**TASK INSTRUCTIONS**
Separate out the lines that hold "What".

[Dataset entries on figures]

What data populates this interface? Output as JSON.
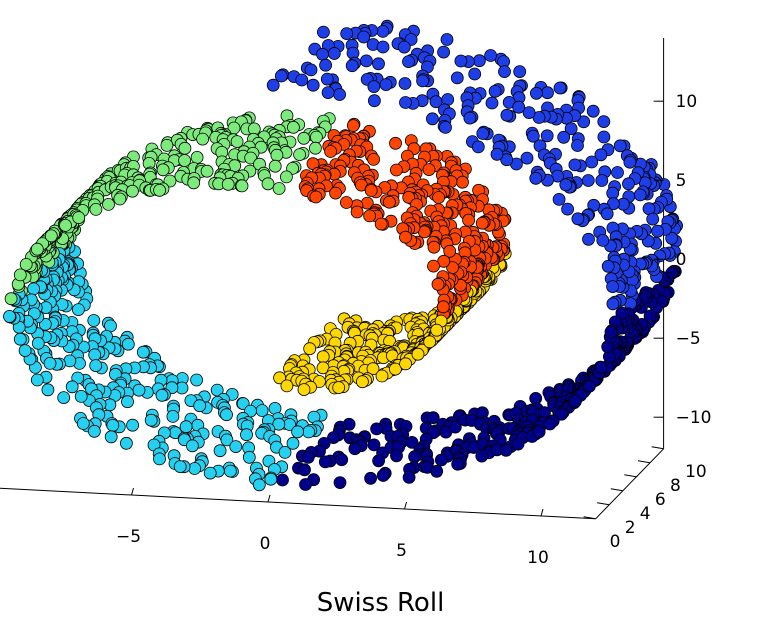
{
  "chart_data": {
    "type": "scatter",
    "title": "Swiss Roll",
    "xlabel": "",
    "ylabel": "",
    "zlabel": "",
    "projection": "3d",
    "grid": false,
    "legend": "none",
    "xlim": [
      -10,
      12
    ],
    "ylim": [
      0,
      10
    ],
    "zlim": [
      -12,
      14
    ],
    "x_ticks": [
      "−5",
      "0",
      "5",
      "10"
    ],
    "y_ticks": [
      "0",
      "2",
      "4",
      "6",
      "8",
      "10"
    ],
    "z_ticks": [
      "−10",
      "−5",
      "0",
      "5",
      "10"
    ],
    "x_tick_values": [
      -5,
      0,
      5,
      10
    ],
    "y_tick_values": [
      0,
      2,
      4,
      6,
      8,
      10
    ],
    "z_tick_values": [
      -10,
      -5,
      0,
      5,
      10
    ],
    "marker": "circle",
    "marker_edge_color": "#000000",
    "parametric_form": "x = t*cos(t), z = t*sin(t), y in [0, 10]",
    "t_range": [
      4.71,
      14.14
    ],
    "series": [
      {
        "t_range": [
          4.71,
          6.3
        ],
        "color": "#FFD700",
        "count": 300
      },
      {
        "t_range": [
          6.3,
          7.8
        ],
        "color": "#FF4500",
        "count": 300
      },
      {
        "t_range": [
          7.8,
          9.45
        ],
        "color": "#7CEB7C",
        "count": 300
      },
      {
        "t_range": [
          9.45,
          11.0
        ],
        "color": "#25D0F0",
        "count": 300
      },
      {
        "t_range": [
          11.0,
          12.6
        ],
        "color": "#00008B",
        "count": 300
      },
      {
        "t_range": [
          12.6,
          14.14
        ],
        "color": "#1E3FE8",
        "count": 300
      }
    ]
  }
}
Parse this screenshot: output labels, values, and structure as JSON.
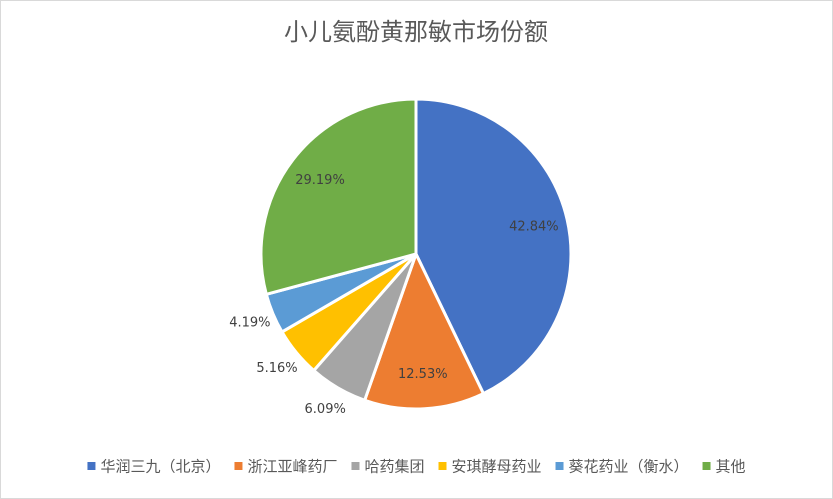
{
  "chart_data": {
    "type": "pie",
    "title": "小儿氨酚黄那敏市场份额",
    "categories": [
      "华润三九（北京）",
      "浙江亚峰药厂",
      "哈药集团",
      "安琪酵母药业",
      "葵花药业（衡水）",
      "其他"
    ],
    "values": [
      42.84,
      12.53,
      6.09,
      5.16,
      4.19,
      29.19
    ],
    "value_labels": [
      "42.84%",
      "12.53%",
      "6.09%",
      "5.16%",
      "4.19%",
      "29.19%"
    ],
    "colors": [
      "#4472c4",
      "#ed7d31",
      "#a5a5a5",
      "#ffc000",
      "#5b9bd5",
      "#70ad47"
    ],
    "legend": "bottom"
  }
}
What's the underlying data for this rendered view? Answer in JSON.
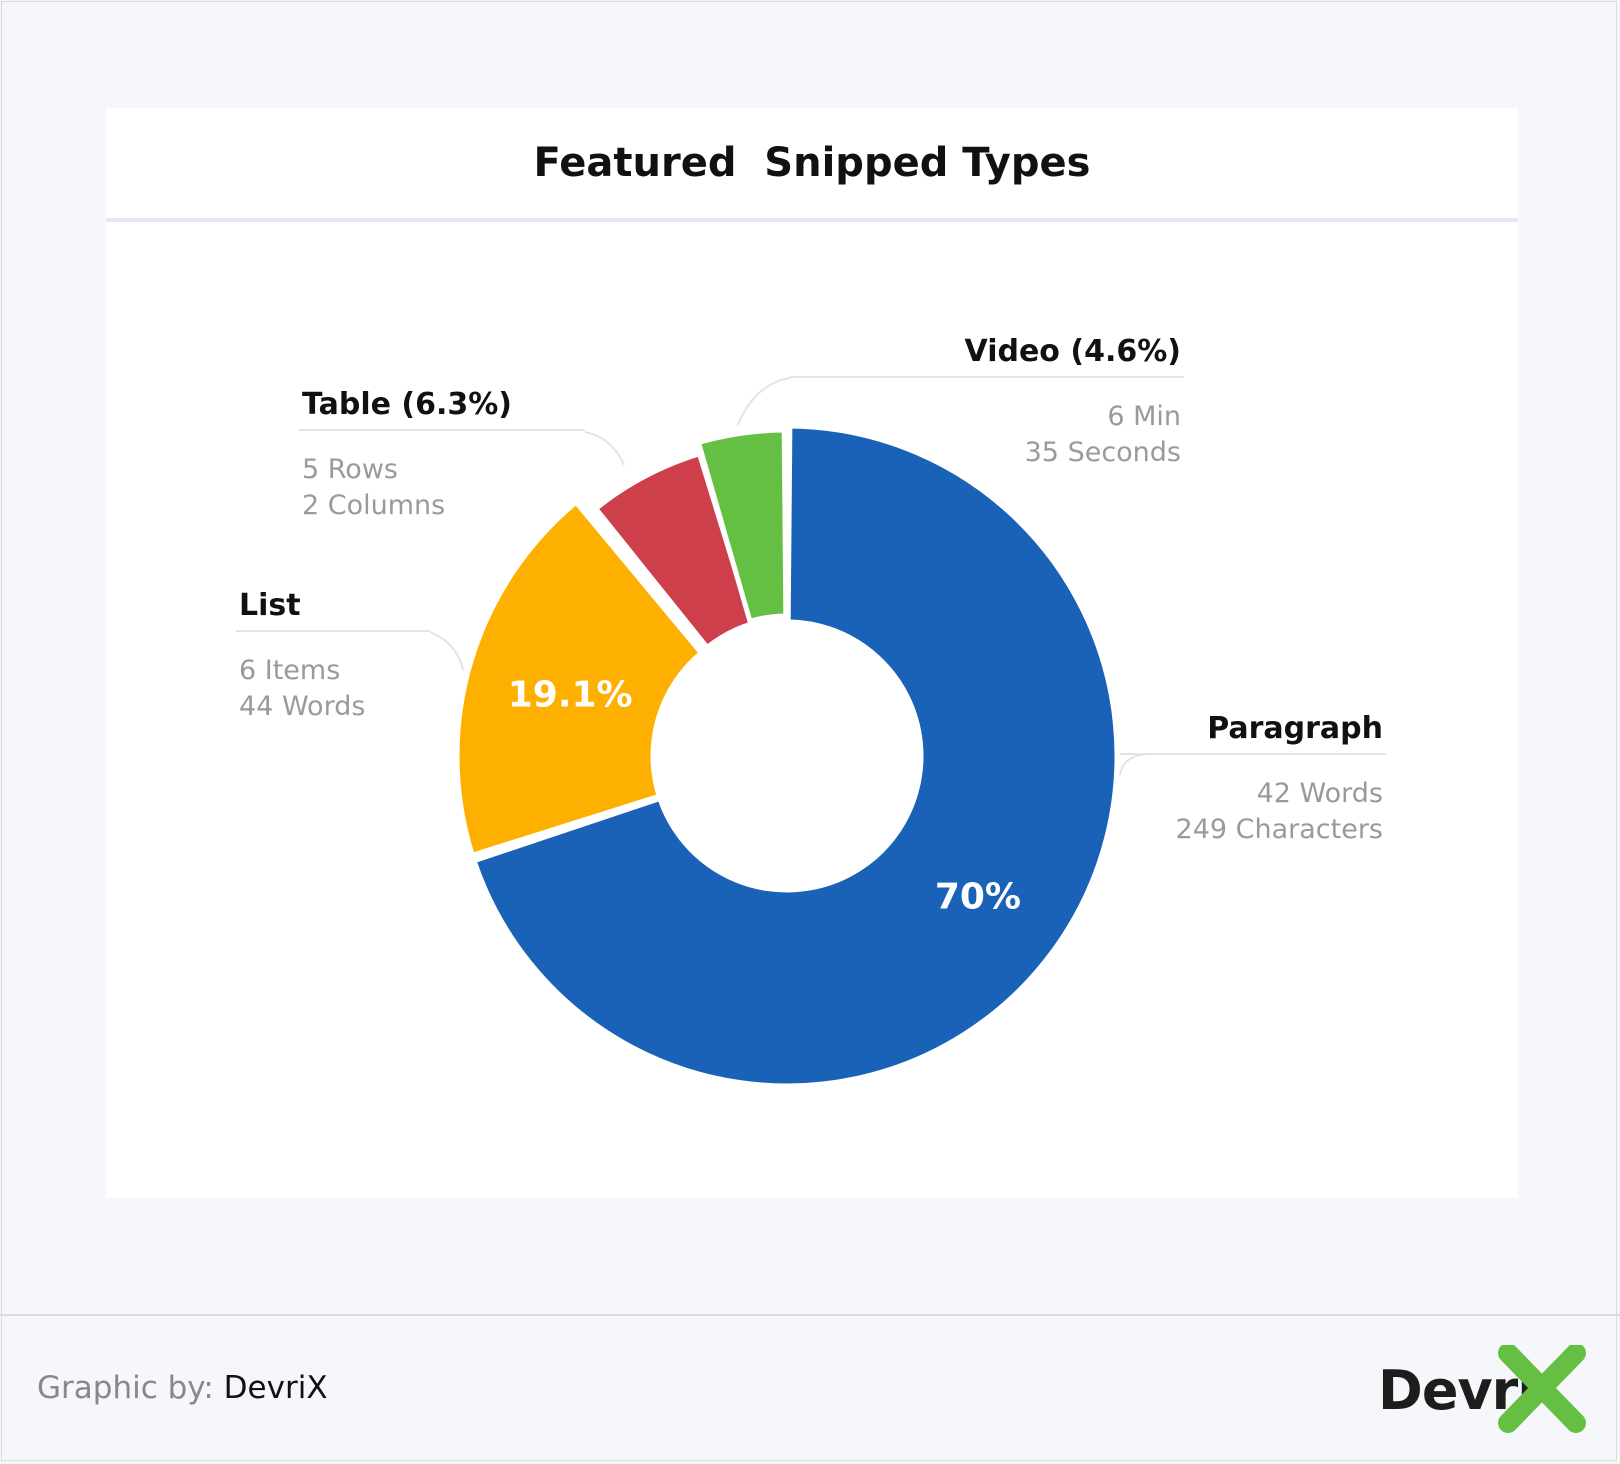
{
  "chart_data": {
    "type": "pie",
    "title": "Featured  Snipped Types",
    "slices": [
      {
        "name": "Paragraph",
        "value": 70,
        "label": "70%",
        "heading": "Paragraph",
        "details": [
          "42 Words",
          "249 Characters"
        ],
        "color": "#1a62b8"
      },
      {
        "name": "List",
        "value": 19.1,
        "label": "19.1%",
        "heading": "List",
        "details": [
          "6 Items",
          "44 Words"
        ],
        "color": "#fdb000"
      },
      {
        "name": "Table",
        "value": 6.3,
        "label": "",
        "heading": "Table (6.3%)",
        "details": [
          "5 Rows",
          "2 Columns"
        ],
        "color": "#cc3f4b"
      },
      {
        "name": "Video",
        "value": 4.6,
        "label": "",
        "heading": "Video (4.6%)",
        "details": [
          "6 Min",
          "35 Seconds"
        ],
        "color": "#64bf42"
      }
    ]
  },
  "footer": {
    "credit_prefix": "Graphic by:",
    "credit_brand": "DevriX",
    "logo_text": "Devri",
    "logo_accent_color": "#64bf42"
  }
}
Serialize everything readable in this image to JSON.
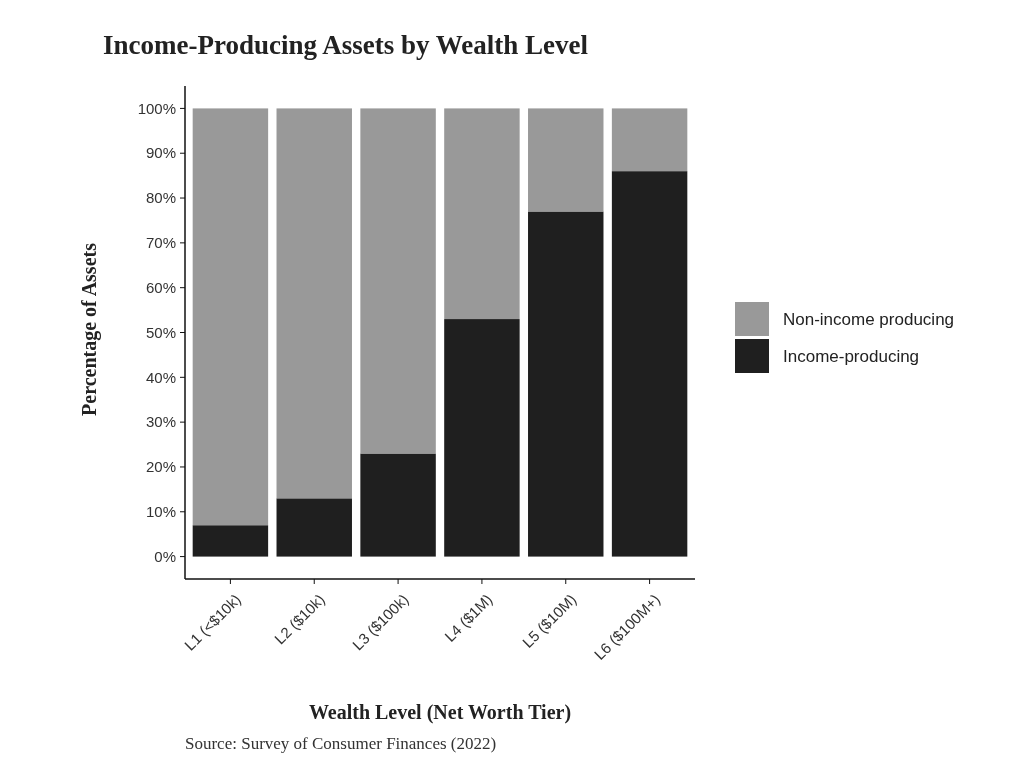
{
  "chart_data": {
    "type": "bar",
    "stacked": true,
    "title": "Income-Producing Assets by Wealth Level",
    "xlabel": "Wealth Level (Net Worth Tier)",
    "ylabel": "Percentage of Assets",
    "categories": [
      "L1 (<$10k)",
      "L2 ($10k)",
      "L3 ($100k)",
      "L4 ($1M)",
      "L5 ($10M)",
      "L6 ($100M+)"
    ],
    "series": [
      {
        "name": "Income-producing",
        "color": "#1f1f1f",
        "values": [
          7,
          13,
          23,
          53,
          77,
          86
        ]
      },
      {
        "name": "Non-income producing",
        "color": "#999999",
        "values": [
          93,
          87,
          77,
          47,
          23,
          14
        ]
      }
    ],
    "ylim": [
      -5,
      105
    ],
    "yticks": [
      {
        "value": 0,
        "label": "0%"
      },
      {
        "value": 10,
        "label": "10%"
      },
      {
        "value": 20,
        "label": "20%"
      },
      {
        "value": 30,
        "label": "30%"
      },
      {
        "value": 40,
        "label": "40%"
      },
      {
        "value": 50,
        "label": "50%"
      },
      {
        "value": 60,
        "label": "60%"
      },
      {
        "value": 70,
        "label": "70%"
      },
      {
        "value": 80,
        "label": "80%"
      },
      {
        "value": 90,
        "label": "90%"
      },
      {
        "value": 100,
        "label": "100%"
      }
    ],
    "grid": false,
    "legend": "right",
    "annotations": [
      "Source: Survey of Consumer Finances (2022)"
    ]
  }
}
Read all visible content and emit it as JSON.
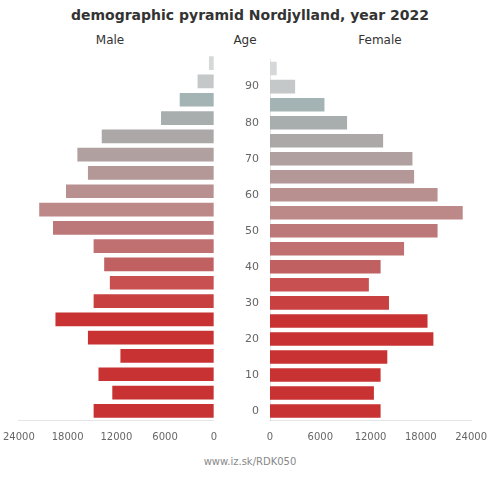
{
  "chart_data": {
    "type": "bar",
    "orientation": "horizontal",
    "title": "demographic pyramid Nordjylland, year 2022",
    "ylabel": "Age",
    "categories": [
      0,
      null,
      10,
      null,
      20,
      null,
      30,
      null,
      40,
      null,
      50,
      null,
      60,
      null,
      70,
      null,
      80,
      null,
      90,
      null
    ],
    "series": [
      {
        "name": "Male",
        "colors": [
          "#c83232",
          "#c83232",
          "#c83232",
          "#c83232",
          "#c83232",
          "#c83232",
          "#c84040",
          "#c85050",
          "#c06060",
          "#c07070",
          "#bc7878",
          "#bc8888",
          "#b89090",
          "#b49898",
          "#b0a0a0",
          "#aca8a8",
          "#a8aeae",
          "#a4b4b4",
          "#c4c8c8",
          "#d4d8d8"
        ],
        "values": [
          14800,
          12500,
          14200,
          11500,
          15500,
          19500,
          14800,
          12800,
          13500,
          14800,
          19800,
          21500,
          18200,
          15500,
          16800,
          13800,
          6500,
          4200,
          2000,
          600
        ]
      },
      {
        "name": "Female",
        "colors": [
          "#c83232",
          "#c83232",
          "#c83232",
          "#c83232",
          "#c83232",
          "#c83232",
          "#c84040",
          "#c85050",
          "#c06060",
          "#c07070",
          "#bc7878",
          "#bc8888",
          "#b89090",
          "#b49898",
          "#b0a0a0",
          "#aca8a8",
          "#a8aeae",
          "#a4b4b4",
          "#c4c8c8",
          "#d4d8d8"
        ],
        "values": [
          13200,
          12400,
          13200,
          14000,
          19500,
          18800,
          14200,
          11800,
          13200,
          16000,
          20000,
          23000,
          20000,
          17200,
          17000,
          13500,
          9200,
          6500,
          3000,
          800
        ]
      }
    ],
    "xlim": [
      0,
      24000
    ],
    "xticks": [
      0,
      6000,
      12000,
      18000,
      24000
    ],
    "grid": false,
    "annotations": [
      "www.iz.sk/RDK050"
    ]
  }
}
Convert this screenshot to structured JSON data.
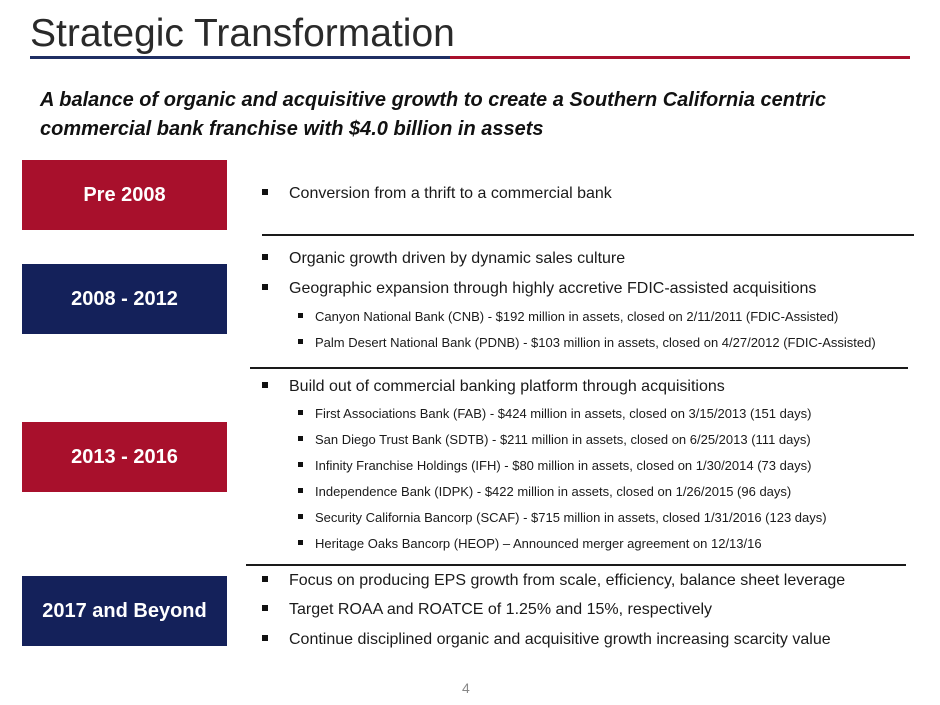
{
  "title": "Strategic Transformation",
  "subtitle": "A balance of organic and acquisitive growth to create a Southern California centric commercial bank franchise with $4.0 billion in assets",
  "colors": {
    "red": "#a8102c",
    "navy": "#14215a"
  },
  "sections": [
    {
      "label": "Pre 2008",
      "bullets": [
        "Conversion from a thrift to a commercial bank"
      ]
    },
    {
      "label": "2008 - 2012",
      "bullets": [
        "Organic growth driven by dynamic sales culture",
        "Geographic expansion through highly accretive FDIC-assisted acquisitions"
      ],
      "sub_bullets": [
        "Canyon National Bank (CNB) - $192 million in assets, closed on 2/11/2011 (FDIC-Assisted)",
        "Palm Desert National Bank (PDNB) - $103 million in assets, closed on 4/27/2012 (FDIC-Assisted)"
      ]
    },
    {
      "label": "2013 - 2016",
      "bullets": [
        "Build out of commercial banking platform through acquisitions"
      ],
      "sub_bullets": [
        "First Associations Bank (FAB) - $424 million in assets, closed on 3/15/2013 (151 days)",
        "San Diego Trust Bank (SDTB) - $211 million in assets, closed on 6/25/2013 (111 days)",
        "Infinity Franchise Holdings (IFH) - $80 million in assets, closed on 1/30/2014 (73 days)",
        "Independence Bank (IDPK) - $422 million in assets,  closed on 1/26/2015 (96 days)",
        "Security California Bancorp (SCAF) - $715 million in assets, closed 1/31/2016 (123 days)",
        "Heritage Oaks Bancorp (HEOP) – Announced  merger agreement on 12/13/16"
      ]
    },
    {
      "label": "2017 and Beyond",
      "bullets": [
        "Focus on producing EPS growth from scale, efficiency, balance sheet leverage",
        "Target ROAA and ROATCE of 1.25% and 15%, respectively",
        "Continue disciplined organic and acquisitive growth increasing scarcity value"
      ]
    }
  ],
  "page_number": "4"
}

**CORRECT RESULT**
What data populates this interface? Output as JSON.
What's the underlying data for this rendered view? Answer in JSON.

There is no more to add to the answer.